* **Prompt**
Drop the images; return everything else in the listing below exactly.
==*==
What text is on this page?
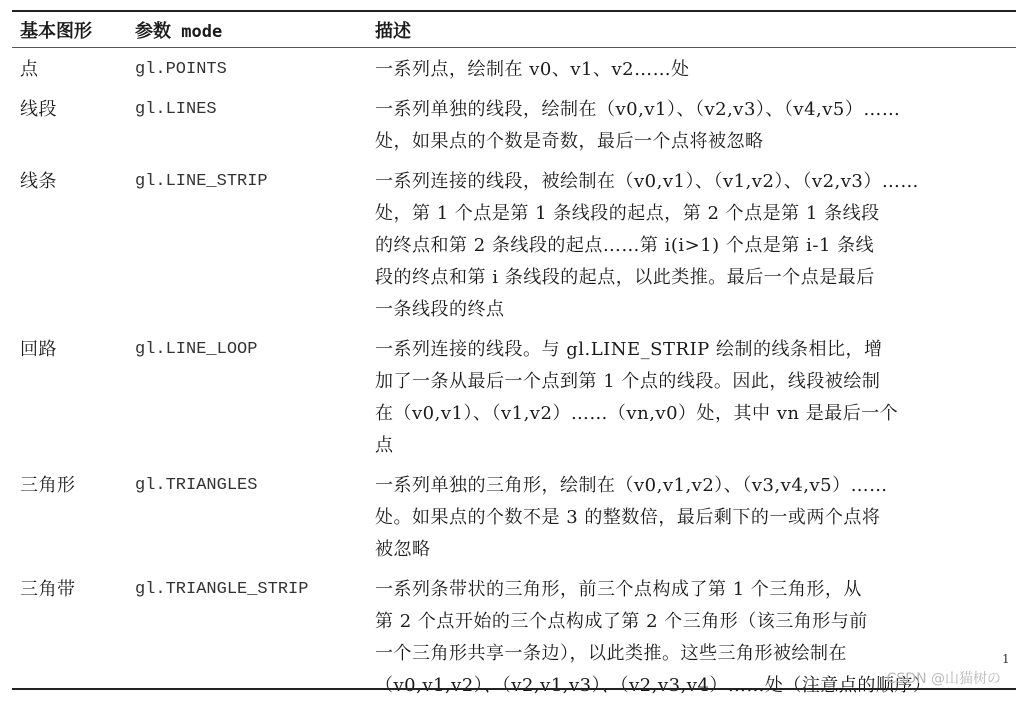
基本图形	参数 mode	描述
点	gl.POINTS	一系列点，绘制在 v0、v1、v2……处
线段	gl.LINES	一系列单独的线段，绘制在（v0,v1）、（v2,v3）、（v4,v5）……
处，如果点的个数是奇数，最后一个点将被忽略
线条	gl.LINE_STRIP	一系列连接的线段，被绘制在（v0,v1）、（v1,v2）、（v2,v3）……
处，第 1 个点是第 1 条线段的起点，第 2 个点是第 1 条线段
的终点和第 2 条线段的起点……第 i(i>1) 个点是第 i-1 条线
段的终点和第 i 条线段的起点，以此类推。最后一个点是最后
一条线段的终点
回路	gl.LINE_LOOP	一系列连接的线段。与 gl.LINE_STRIP 绘制的线条相比，增
加了一条从最后一个点到第 1 个点的线段。因此，线段被绘制
在（v0,v1）、（v1,v2）……（vn,v0）处，其中 vn 是最后一个
点
三角形	gl.TRIANGLES	一系列单独的三角形，绘制在（v0,v1,v2）、（v3,v4,v5）……
处。如果点的个数不是 3 的整数倍，最后剩下的一或两个点将
被忽略
三角带	gl.TRIANGLE_STRIP	一系列条带状的三角形，前三个点构成了第 1 个三角形，从
第 2 个点开始的三个点构成了第 2 个三角形（该三角形与前
一个三角形共享一条边），以此类推。这些三角形被绘制在
（v0,v1,v2）、（v2,v1,v3）、（v2,v3,v4）……处（注意点的顺序）
1
CSDN @山猫树の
==*==
* **Exercise response**
What text is on this page?
基本图形	参数 mode	描述
点	gl.POINTS	一系列点，绘制在 v0、v1、v2……处
线段	gl.LINES	一系列单独的线段，绘制在（v0,v1）、（v2,v3）、（v4,v5）……
处，如果点的个数是奇数，最后一个点将被忽略
线条	gl.LINE_STRIP	一系列连接的线段，被绘制在（v0,v1）、（v1,v2）、（v2,v3）……
处，第 1 个点是第 1 条线段的起点，第 2 个点是第 1 条线段
的终点和第 2 条线段的起点……第 i(i>1) 个点是第 i-1 条线
段的终点和第 i 条线段的起点，以此类推。最后一个点是最后
一条线段的终点
回路	gl.LINE_LOOP	一系列连接的线段。与 gl.LINE_STRIP 绘制的线条相比，增
加了一条从最后一个点到第 1 个点的线段。因此，线段被绘制
在（v0,v1）、（v1,v2）……（vn,v0）处，其中 vn 是最后一个
点
三角形	gl.TRIANGLES	一系列单独的三角形，绘制在（v0,v1,v2）、（v3,v4,v5）……
处。如果点的个数不是 3 的整数倍，最后剩下的一或两个点将
被忽略
三角带	gl.TRIANGLE_STRIP	一系列条带状的三角形，前三个点构成了第 1 个三角形，从
第 2 个点开始的三个点构成了第 2 个三角形（该三角形与前
一个三角形共享一条边），以此类推。这些三角形被绘制在
（v0,v1,v2）、（v2,v1,v3）、（v2,v3,v4）……处（注意点的顺序）
1
CSDN @山猫树の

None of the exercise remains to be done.